## What you need to do
Wherever a line in the data below holds "title", copy that line.

## Material for the task
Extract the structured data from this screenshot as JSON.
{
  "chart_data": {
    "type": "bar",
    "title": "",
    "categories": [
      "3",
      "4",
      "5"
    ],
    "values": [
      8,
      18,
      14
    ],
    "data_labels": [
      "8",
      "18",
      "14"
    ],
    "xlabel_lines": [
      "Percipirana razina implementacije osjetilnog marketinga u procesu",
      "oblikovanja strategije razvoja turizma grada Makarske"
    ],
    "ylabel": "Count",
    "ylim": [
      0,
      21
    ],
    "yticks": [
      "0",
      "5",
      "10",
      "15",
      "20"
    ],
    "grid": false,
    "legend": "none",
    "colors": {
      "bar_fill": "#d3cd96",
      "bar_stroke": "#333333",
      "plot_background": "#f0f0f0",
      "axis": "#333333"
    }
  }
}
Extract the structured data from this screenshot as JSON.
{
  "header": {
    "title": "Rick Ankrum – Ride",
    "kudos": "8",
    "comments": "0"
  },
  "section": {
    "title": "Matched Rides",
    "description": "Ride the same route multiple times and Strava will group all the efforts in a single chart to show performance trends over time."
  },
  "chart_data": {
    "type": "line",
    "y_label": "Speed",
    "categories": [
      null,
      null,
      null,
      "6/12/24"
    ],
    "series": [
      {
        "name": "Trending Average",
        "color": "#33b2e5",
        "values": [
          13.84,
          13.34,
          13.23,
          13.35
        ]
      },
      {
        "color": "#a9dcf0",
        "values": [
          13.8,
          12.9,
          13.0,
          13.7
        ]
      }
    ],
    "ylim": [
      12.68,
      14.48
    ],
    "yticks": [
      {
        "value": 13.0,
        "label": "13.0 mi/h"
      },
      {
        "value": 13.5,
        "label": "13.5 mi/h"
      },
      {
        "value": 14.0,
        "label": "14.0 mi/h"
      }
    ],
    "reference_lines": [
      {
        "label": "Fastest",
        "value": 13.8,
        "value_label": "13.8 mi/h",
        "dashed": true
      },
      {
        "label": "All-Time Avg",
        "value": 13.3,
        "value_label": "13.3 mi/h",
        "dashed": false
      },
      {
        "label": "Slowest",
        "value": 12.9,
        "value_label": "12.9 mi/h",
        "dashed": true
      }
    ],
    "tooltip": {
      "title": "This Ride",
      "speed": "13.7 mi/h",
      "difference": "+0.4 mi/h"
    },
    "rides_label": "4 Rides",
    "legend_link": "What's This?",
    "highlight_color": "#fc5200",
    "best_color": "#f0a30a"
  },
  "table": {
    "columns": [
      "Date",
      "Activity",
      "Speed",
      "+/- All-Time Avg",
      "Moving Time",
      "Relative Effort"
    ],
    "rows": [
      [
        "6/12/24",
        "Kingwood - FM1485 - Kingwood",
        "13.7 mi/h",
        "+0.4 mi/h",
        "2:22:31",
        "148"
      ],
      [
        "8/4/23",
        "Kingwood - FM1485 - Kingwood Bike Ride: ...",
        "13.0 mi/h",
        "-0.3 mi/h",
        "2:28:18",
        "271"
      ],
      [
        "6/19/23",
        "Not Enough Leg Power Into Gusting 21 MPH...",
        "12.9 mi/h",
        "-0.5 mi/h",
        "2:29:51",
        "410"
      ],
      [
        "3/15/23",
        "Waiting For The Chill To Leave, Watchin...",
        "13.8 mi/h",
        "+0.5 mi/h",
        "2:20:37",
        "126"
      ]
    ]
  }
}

## Expected answer
    "title": "",
    "title": "Rick Ankrum – Ride",
    "title": "Matched Rides",
      "title": "This Ride",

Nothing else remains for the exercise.